## Task objective
Give every line again exactly as it appears, please, but not the pictures.
*** Listed entries ***
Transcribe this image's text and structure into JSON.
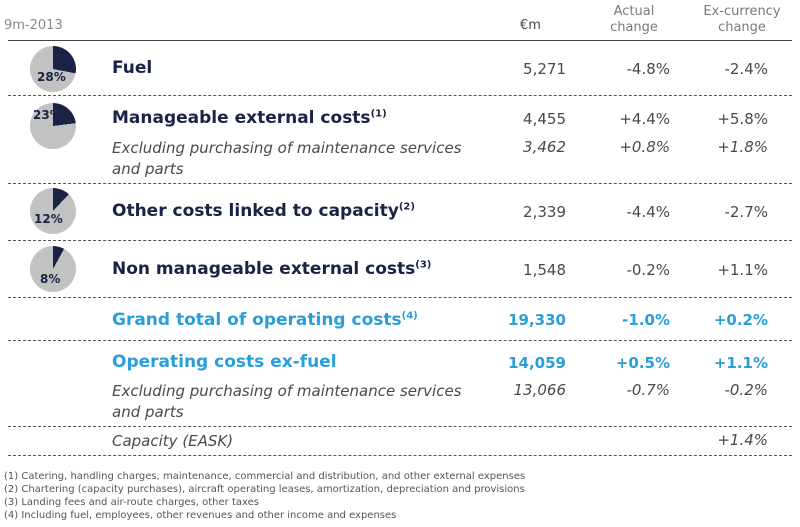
{
  "header": {
    "period": "9m-2013",
    "col_eur": "€m",
    "col_actual": "Actual change",
    "col_excurrency": "Ex-currency change"
  },
  "rows": {
    "fuel": {
      "label": "Fuel",
      "eur": "5,271",
      "actual": "-4.8%",
      "excurrency": "-2.4%",
      "pie_pct": "28%",
      "pie_share": 0.28
    },
    "manageable": {
      "label": "Manageable external costs",
      "note": "(1)",
      "eur": "4,455",
      "actual": "+4.4%",
      "excurrency": "+5.8%",
      "pie_pct": "23%",
      "pie_share": 0.23,
      "sub_label": "Excluding purchasing of maintenance services and parts",
      "sub_eur": "3,462",
      "sub_actual": "+0.8%",
      "sub_excurrency": "+1.8%"
    },
    "capacity_costs": {
      "label": "Other costs linked to capacity",
      "note": "(2)",
      "eur": "2,339",
      "actual": "-4.4%",
      "excurrency": "-2.7%",
      "pie_pct": "12%",
      "pie_share": 0.12
    },
    "non_manageable": {
      "label": "Non manageable external costs",
      "note": "(3)",
      "eur": "1,548",
      "actual": "-0.2%",
      "excurrency": "+1.1%",
      "pie_pct": "8%",
      "pie_share": 0.08
    },
    "grand_total": {
      "label": "Grand total of operating costs",
      "note": "(4)",
      "eur": "19,330",
      "actual": "-1.0%",
      "excurrency": "+0.2%"
    },
    "ex_fuel": {
      "label": "Operating costs ex-fuel",
      "eur": "14,059",
      "actual": "+0.5%",
      "excurrency": "+1.1%",
      "sub_label": "Excluding purchasing of maintenance services and parts",
      "sub_eur": "13,066",
      "sub_actual": "-0.7%",
      "sub_excurrency": "-0.2%"
    },
    "eask": {
      "label": "Capacity (EASK)",
      "excurrency": "+1.4%"
    }
  },
  "footnotes": [
    "(1) Catering, handling charges, maintenance, commercial and distribution, and other external expenses",
    "(2) Chartering (capacity purchases), aircraft operating leases, amortization, depreciation and provisions",
    "(3) Landing fees and air-route charges, other taxes",
    "(4) Including fuel, employees, other revenues and other income and expenses"
  ],
  "colors": {
    "navy": "#1a2345",
    "pie_gray": "#c2c2c2",
    "accent_blue": "#2a9ed8"
  }
}
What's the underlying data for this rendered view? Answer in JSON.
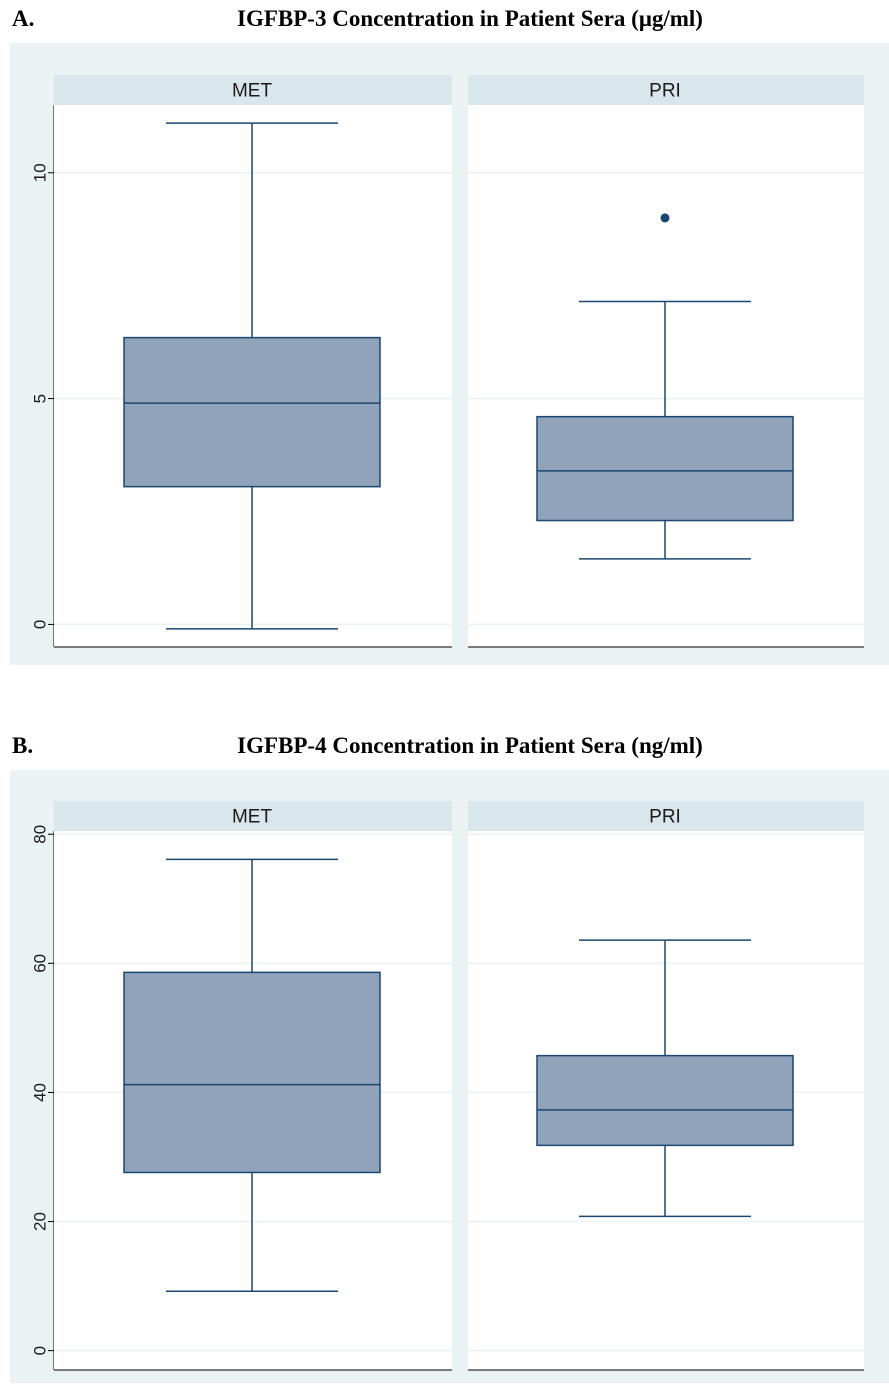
{
  "panels": [
    {
      "letter": "A.",
      "title": "IGFBP-3 Concentration in Patient Sera (μg/ml)"
    },
    {
      "letter": "B.",
      "title": "IGFBP-4 Concentration in Patient Sera (ng/ml)"
    }
  ],
  "colors": {
    "outer_background": "#eaf2f3",
    "strip": "#d9e6eb",
    "box_fill": "#90a3ba",
    "box_stroke": "#1a476f",
    "grid": "#eaf2f3"
  },
  "chart_data": [
    {
      "type": "box",
      "title": "IGFBP-3 Concentration in Patient Sera (μg/ml)",
      "facets": [
        "MET",
        "PRI"
      ],
      "y_ticks": [
        0,
        5,
        10
      ],
      "ylim": [
        -0.5,
        11.5
      ],
      "grid": true,
      "series": [
        {
          "name": "MET",
          "whisker_low": -0.1,
          "q1": 3.05,
          "median": 4.9,
          "q3": 6.35,
          "whisker_high": 11.1,
          "outliers": []
        },
        {
          "name": "PRI",
          "whisker_low": 1.45,
          "q1": 2.3,
          "median": 3.4,
          "q3": 4.6,
          "whisker_high": 7.15,
          "outliers": [
            9.0
          ]
        }
      ]
    },
    {
      "type": "box",
      "title": "IGFBP-4 Concentration in Patient Sera (ng/ml)",
      "facets": [
        "MET",
        "PRI"
      ],
      "y_ticks": [
        0,
        20,
        40,
        60,
        80
      ],
      "ylim": [
        -3,
        80.5
      ],
      "grid": true,
      "series": [
        {
          "name": "MET",
          "whisker_low": 9.2,
          "q1": 27.6,
          "median": 41.2,
          "q3": 58.6,
          "whisker_high": 76.1,
          "outliers": []
        },
        {
          "name": "PRI",
          "whisker_low": 20.8,
          "q1": 31.8,
          "median": 37.3,
          "q3": 45.7,
          "whisker_high": 63.6,
          "outliers": []
        }
      ]
    }
  ]
}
***
## Answer to this task
Transcribe this image's text and structure into JSON.
{
  "header": {
    "period": "9m-2013",
    "col_eur": "€m",
    "col_actual": "Actual change",
    "col_excurrency": "Ex-currency change"
  },
  "rows": {
    "fuel": {
      "label": "Fuel",
      "eur": "5,271",
      "actual": "-4.8%",
      "excurrency": "-2.4%",
      "pie_pct": "28%",
      "pie_share": 0.28
    },
    "manageable": {
      "label": "Manageable external costs",
      "note": "(1)",
      "eur": "4,455",
      "actual": "+4.4%",
      "excurrency": "+5.8%",
      "pie_pct": "23%",
      "pie_share": 0.23,
      "sub_label": "Excluding purchasing of maintenance services and parts",
      "sub_eur": "3,462",
      "sub_actual": "+0.8%",
      "sub_excurrency": "+1.8%"
    },
    "capacity_costs": {
      "label": "Other costs linked to capacity",
      "note": "(2)",
      "eur": "2,339",
      "actual": "-4.4%",
      "excurrency": "-2.7%",
      "pie_pct": "12%",
      "pie_share": 0.12
    },
    "non_manageable": {
      "label": "Non manageable external costs",
      "note": "(3)",
      "eur": "1,548",
      "actual": "-0.2%",
      "excurrency": "+1.1%",
      "pie_pct": "8%",
      "pie_share": 0.08
    },
    "grand_total": {
      "label": "Grand total of operating costs",
      "note": "(4)",
      "eur": "19,330",
      "actual": "-1.0%",
      "excurrency": "+0.2%"
    },
    "ex_fuel": {
      "label": "Operating costs ex-fuel",
      "eur": "14,059",
      "actual": "+0.5%",
      "excurrency": "+1.1%",
      "sub_label": "Excluding purchasing of maintenance services and parts",
      "sub_eur": "13,066",
      "sub_actual": "-0.7%",
      "sub_excurrency": "-0.2%"
    },
    "eask": {
      "label": "Capacity (EASK)",
      "excurrency": "+1.4%"
    }
  },
  "footnotes": [
    "(1) Catering, handling charges, maintenance, commercial and distribution, and other external expenses",
    "(2) Chartering (capacity purchases), aircraft operating leases, amortization, depreciation and provisions",
    "(3) Landing fees and air-route charges, other taxes",
    "(4) Including fuel, employees, other revenues and other income and expenses"
  ],
  "colors": {
    "navy": "#1a2345",
    "pie_gray": "#c2c2c2",
    "accent_blue": "#2a9ed8"
  }
}
What's the underlying data for this rendered view? Answer in JSON.
{
  "panels": [
    {
      "letter": "A.",
      "title": "IGFBP-3 Concentration in Patient Sera (μg/ml)"
    },
    {
      "letter": "B.",
      "title": "IGFBP-4 Concentration in Patient Sera (ng/ml)"
    }
  ],
  "colors": {
    "outer_background": "#eaf2f3",
    "strip": "#d9e6eb",
    "box_fill": "#90a3ba",
    "box_stroke": "#1a476f",
    "grid": "#eaf2f3"
  },
  "chart_data": [
    {
      "type": "box",
      "title": "IGFBP-3 Concentration in Patient Sera (μg/ml)",
      "facets": [
        "MET",
        "PRI"
      ],
      "y_ticks": [
        0,
        5,
        10
      ],
      "ylim": [
        -0.5,
        11.5
      ],
      "grid": true,
      "series": [
        {
          "name": "MET",
          "whisker_low": -0.1,
          "q1": 3.05,
          "median": 4.9,
          "q3": 6.35,
          "whisker_high": 11.1,
          "outliers": []
        },
        {
          "name": "PRI",
          "whisker_low": 1.45,
          "q1": 2.3,
          "median": 3.4,
          "q3": 4.6,
          "whisker_high": 7.15,
          "outliers": [
            9.0
          ]
        }
      ]
    },
    {
      "type": "box",
      "title": "IGFBP-4 Concentration in Patient Sera (ng/ml)",
      "facets": [
        "MET",
        "PRI"
      ],
      "y_ticks": [
        0,
        20,
        40,
        60,
        80
      ],
      "ylim": [
        -3,
        80.5
      ],
      "grid": true,
      "series": [
        {
          "name": "MET",
          "whisker_low": 9.2,
          "q1": 27.6,
          "median": 41.2,
          "q3": 58.6,
          "whisker_high": 76.1,
          "outliers": []
        },
        {
          "name": "PRI",
          "whisker_low": 20.8,
          "q1": 31.8,
          "median": 37.3,
          "q3": 45.7,
          "whisker_high": 63.6,
          "outliers": []
        }
      ]
    }
  ]
}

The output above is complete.